- **WHAT IS BEING ASKED**
Restate every entry word for word.

- **ENTRIES SHOWN**
** START **
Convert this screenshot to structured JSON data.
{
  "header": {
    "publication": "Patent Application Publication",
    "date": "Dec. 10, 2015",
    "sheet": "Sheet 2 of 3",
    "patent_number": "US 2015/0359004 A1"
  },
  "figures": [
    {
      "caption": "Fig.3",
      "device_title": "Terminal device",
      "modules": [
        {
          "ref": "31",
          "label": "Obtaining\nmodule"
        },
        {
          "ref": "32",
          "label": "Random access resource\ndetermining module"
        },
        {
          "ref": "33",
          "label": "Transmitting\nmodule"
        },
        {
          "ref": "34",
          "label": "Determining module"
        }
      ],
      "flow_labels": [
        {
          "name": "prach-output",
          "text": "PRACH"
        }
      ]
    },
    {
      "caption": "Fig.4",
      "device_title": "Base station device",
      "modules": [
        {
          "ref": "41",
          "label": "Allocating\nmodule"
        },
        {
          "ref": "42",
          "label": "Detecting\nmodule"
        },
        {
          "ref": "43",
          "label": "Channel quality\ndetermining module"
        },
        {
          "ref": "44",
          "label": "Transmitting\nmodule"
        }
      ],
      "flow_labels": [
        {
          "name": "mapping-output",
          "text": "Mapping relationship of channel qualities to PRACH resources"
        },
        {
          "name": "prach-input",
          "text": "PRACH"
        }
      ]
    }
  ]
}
** END **
- **THE RESPONSE**
Convert this screenshot to structured JSON data.
{
  "header": {
    "publication": "Patent Application Publication",
    "date": "Dec. 10, 2015",
    "sheet": "Sheet 2 of 3",
    "patent_number": "US 2015/0359004 A1"
  },
  "figures": [
    {
      "caption": "Fig.3",
      "device_title": "Terminal device",
      "modules": [
        {
          "ref": "31",
          "label": "Obtaining\nmodule"
        },
        {
          "ref": "32",
          "label": "Random access resource\ndetermining module"
        },
        {
          "ref": "33",
          "label": "Transmitting\nmodule"
        },
        {
          "ref": "34",
          "label": "Determining module"
        }
      ],
      "flow_labels": [
        {
          "name": "prach-output",
          "text": "PRACH"
        }
      ]
    },
    {
      "caption": "Fig.4",
      "device_title": "Base station device",
      "modules": [
        {
          "ref": "41",
          "label": "Allocating\nmodule"
        },
        {
          "ref": "42",
          "label": "Detecting\nmodule"
        },
        {
          "ref": "43",
          "label": "Channel quality\ndetermining module"
        },
        {
          "ref": "44",
          "label": "Transmitting\nmodule"
        }
      ],
      "flow_labels": [
        {
          "name": "mapping-output",
          "text": "Mapping relationship of channel qualities to PRACH resources"
        },
        {
          "name": "prach-input",
          "text": "PRACH"
        }
      ]
    }
  ]
}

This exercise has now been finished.